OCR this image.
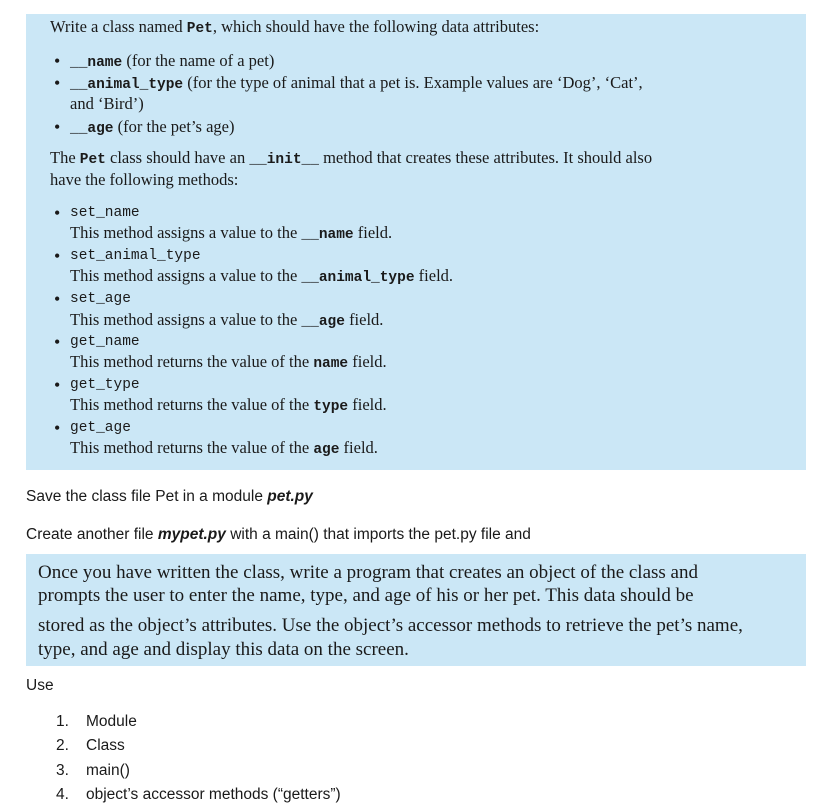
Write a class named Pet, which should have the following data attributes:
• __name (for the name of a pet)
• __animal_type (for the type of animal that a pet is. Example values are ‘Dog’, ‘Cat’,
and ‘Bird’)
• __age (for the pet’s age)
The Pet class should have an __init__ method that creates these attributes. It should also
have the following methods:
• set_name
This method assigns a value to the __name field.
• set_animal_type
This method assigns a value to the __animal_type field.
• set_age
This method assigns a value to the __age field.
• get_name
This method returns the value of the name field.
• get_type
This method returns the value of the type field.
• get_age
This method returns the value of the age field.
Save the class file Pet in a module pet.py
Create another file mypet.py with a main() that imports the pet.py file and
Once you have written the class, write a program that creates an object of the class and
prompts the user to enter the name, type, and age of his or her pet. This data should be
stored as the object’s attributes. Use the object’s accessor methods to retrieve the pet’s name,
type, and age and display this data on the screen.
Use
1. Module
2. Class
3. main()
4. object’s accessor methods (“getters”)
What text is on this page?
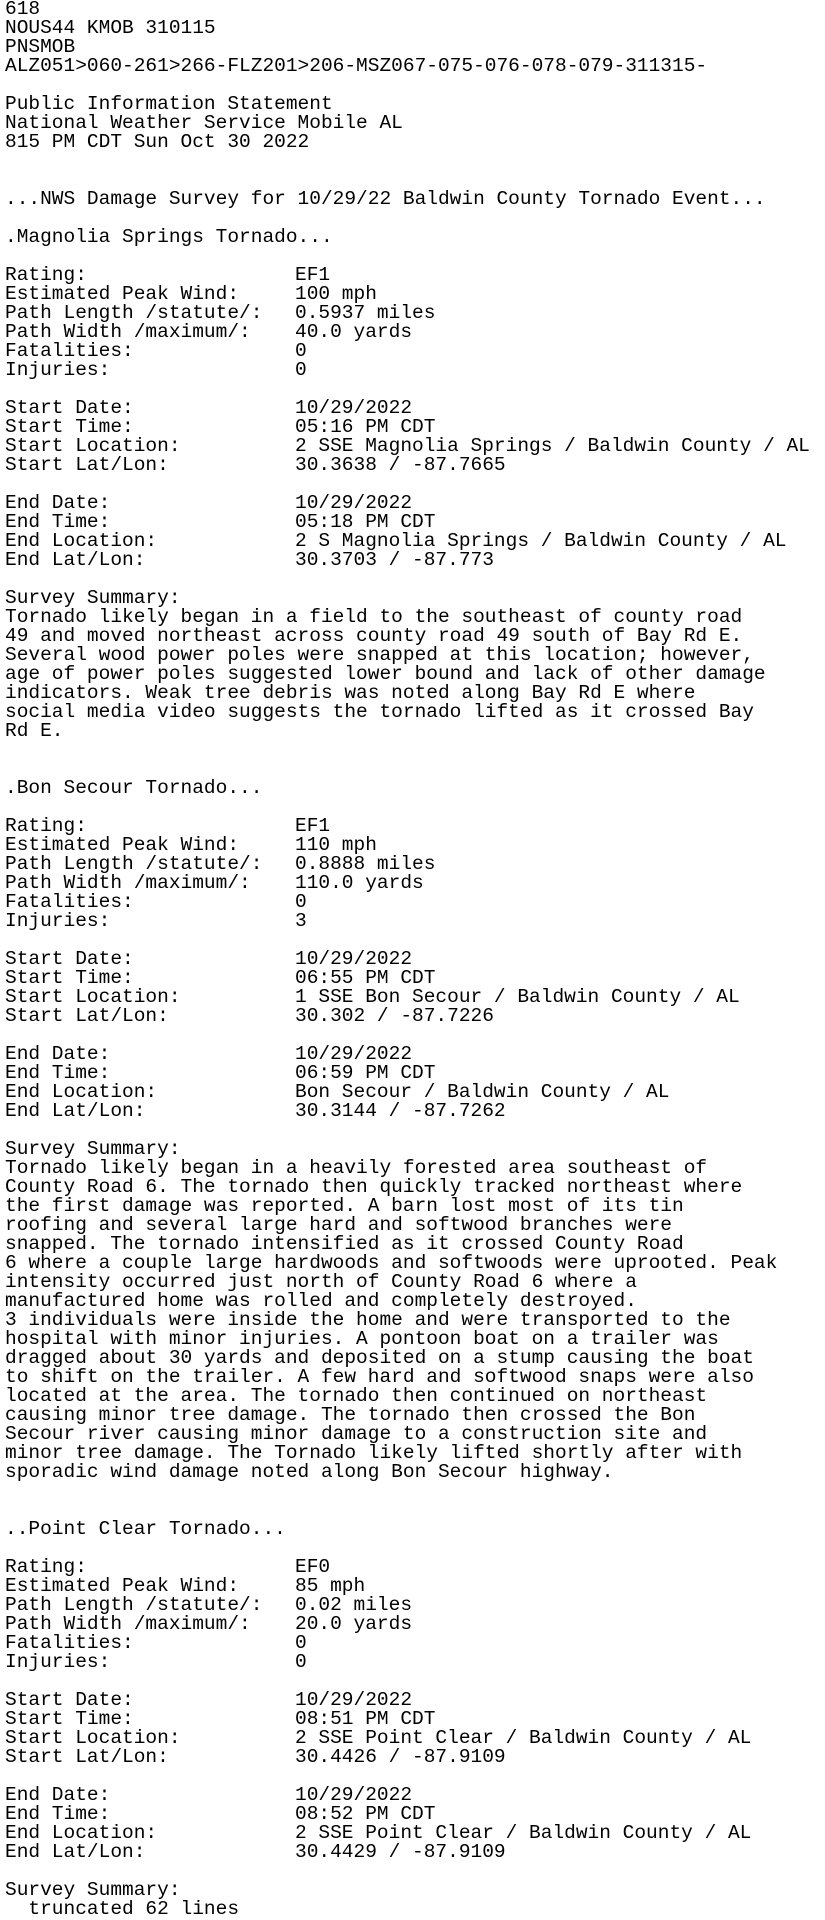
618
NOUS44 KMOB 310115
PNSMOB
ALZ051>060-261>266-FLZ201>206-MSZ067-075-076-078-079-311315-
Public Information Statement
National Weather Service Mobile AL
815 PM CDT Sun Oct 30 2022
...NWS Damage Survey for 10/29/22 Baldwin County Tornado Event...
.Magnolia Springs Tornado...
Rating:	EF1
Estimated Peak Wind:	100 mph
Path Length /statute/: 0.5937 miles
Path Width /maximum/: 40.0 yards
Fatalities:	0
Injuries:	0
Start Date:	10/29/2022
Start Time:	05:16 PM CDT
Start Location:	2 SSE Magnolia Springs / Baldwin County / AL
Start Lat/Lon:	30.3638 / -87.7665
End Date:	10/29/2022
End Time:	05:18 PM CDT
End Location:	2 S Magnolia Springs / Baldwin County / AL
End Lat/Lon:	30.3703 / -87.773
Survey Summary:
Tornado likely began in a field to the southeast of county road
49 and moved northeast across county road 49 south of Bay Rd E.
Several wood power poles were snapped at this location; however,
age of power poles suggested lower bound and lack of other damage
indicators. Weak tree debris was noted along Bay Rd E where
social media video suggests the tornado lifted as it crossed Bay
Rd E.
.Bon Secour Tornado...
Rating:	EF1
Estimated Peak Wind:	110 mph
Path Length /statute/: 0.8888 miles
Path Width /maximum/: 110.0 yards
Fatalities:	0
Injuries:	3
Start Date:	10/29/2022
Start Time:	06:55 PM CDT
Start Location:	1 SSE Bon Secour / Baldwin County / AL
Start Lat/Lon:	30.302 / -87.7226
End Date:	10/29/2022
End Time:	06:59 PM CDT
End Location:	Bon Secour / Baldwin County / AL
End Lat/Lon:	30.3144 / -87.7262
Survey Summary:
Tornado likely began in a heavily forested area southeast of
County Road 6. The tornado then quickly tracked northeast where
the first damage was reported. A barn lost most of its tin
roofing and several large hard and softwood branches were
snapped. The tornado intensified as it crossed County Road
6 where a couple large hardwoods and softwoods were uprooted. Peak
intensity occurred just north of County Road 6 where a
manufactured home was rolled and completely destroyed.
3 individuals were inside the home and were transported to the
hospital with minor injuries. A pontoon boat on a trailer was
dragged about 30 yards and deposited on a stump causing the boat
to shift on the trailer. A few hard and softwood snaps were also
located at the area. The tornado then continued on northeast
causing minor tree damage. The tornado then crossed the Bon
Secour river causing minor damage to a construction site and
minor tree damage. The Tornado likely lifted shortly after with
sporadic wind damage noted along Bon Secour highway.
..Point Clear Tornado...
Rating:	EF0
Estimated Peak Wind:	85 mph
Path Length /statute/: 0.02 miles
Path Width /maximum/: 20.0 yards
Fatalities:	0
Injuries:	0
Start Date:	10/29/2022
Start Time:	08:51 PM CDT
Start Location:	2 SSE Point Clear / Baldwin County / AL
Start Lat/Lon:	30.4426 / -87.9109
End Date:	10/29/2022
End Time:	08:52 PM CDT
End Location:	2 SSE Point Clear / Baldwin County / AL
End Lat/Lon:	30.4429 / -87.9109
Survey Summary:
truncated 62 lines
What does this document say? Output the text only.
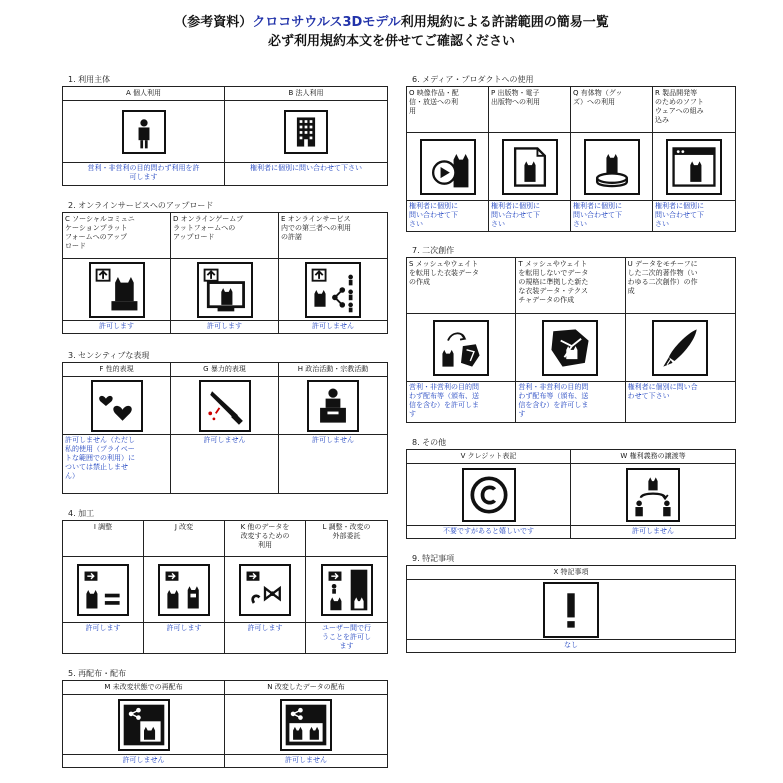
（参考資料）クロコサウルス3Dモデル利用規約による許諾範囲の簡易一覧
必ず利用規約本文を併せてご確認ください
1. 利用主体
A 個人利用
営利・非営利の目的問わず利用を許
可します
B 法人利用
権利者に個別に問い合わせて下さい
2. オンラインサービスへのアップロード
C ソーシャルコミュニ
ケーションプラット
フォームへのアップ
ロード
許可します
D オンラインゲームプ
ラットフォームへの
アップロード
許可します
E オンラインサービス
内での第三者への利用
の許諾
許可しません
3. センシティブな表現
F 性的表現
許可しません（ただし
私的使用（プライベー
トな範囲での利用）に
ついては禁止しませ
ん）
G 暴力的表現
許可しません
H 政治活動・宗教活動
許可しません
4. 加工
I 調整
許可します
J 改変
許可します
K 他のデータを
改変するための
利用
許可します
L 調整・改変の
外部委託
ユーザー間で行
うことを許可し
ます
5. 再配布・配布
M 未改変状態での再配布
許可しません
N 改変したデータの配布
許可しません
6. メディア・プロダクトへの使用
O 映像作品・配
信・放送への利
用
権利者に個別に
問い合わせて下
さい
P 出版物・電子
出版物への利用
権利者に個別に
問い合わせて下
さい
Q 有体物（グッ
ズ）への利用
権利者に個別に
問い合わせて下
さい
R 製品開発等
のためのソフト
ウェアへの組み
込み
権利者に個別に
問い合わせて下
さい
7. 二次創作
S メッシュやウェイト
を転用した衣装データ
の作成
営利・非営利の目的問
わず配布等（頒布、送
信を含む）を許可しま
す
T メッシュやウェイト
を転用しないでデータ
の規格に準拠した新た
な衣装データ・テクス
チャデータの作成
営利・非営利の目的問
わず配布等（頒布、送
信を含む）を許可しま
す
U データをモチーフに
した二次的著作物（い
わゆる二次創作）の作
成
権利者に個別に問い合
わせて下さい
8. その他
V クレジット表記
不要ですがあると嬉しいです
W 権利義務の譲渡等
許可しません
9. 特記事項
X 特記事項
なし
• • • • •
* INSTRUCTION:
Print the full listing exactly, dropping the pictures.

* SOLUTION TO THIS PROBLEM:
OCR this image.
Write a class named Pet, which should have the following data attributes:
• __name (for the name of a pet)
• __animal_type (for the type of animal that a pet is. Example values are ‘Dog’, ‘Cat’,
and ‘Bird’)
• __age (for the pet’s age)
The Pet class should have an __init__ method that creates these attributes. It should also
have the following methods:
• set_name
This method assigns a value to the __name field.
• set_animal_type
This method assigns a value to the __animal_type field.
• set_age
This method assigns a value to the __age field.
• get_name
This method returns the value of the name field.
• get_type
This method returns the value of the type field.
• get_age
This method returns the value of the age field.
Save the class file Pet in a module pet.py
Create another file mypet.py with a main() that imports the pet.py file and
Once you have written the class, write a program that creates an object of the class and
prompts the user to enter the name, type, and age of his or her pet. This data should be
stored as the object’s attributes. Use the object’s accessor methods to retrieve the pet’s name,
type, and age and display this data on the screen.
Use
1. Module
2. Class
3. main()
4. object’s accessor methods (“getters”)
What text is on this page?
618
NOUS44 KMOB 310115
PNSMOB
ALZ051>060-261>266-FLZ201>206-MSZ067-075-076-078-079-311315-
Public Information Statement
National Weather Service Mobile AL
815 PM CDT Sun Oct 30 2022
...NWS Damage Survey for 10/29/22 Baldwin County Tornado Event...
.Magnolia Springs Tornado...
Rating:	EF1
Estimated Peak Wind:	100 mph
Path Length /statute/: 0.5937 miles
Path Width /maximum/: 40.0 yards
Fatalities:	0
Injuries:	0
Start Date:	10/29/2022
Start Time:	05:16 PM CDT
Start Location:	2 SSE Magnolia Springs / Baldwin County / AL
Start Lat/Lon:	30.3638 / -87.7665
End Date:	10/29/2022
End Time:	05:18 PM CDT
End Location:	2 S Magnolia Springs / Baldwin County / AL
End Lat/Lon:	30.3703 / -87.773
Survey Summary:
Tornado likely began in a field to the southeast of county road
49 and moved northeast across county road 49 south of Bay Rd E.
Several wood power poles were snapped at this location; however,
age of power poles suggested lower bound and lack of other damage
indicators. Weak tree debris was noted along Bay Rd E where
social media video suggests the tornado lifted as it crossed Bay
Rd E.
.Bon Secour Tornado...
Rating:	EF1
Estimated Peak Wind:	110 mph
Path Length /statute/: 0.8888 miles
Path Width /maximum/: 110.0 yards
Fatalities:	0
Injuries:	3
Start Date:	10/29/2022
Start Time:	06:55 PM CDT
Start Location:	1 SSE Bon Secour / Baldwin County / AL
Start Lat/Lon:	30.302 / -87.7226
End Date:	10/29/2022
End Time:	06:59 PM CDT
End Location:	Bon Secour / Baldwin County / AL
End Lat/Lon:	30.3144 / -87.7262
Survey Summary:
Tornado likely began in a heavily forested area southeast of
County Road 6. The tornado then quickly tracked northeast where
the first damage was reported. A barn lost most of its tin
roofing and several large hard and softwood branches were
snapped. The tornado intensified as it crossed County Road
6 where a couple large hardwoods and softwoods were uprooted. Peak
intensity occurred just north of County Road 6 where a
manufactured home was rolled and completely destroyed.
3 individuals were inside the home and were transported to the
hospital with minor injuries. A pontoon boat on a trailer was
dragged about 30 yards and deposited on a stump causing the boat
to shift on the trailer. A few hard and softwood snaps were also
located at the area. The tornado then continued on northeast
causing minor tree damage. The tornado then crossed the Bon
Secour river causing minor damage to a construction site and
minor tree damage. The Tornado likely lifted shortly after with
sporadic wind damage noted along Bon Secour highway.
..Point Clear Tornado...
Rating:	EF0
Estimated Peak Wind:	85 mph
Path Length /statute/: 0.02 miles
Path Width /maximum/: 20.0 yards
Fatalities:	0
Injuries:	0
Start Date:	10/29/2022
Start Time:	08:51 PM CDT
Start Location:	2 SSE Point Clear / Baldwin County / AL
Start Lat/Lon:	30.4426 / -87.9109
End Date:	10/29/2022
End Time:	08:52 PM CDT
End Location:	2 SSE Point Clear / Baldwin County / AL
End Lat/Lon:	30.4429 / -87.9109
Survey Summary:
truncated 62 lines
What does this document say? Output the text only.
（参考資料）クロコサウルス3Dモデル利用規約による許諾範囲の簡易一覧
必ず利用規約本文を併せてご確認ください
1. 利用主体
A 個人利用
営利・非営利の目的問わず利用を許
可します
B 法人利用
権利者に個別に問い合わせて下さい
2. オンラインサービスへのアップロード
C ソーシャルコミュニ
ケーションプラット
フォームへのアップ
ロード
許可します
D オンラインゲームプ
ラットフォームへの
アップロード
許可します
E オンラインサービス
内での第三者への利用
の許諾
許可しません
3. センシティブな表現
F 性的表現
許可しません（ただし
私的使用（プライベー
トな範囲での利用）に
ついては禁止しませ
ん）
G 暴力的表現
許可しません
H 政治活動・宗教活動
許可しません
4. 加工
I 調整
許可します
J 改変
許可します
K 他のデータを
改変するための
利用
許可します
L 調整・改変の
外部委託
ユーザー間で行
うことを許可し
ます
5. 再配布・配布
M 未改変状態での再配布
許可しません
N 改変したデータの配布
許可しません
6. メディア・プロダクトへの使用
O 映像作品・配
信・放送への利
用
権利者に個別に
問い合わせて下
さい
P 出版物・電子
出版物への利用
権利者に個別に
問い合わせて下
さい
Q 有体物（グッ
ズ）への利用
権利者に個別に
問い合わせて下
さい
R 製品開発等
のためのソフト
ウェアへの組み
込み
権利者に個別に
問い合わせて下
さい
7. 二次創作
S メッシュやウェイト
を転用した衣装データ
の作成
営利・非営利の目的問
わず配布等（頒布、送
信を含む）を許可しま
す
T メッシュやウェイト
を転用しないでデータ
の規格に準拠した新た
な衣装データ・テクス
チャデータの作成
営利・非営利の目的問
わず配布等（頒布、送
信を含む）を許可しま
す
U データをモチーフに
した二次的著作物（い
わゆる二次創作）の作
成
権利者に個別に問い合
わせて下さい
8. その他
V クレジット表記
不要ですがあると嬉しいです
W 権利義務の譲渡等
許可しません
9. 特記事項
X 特記事項
なし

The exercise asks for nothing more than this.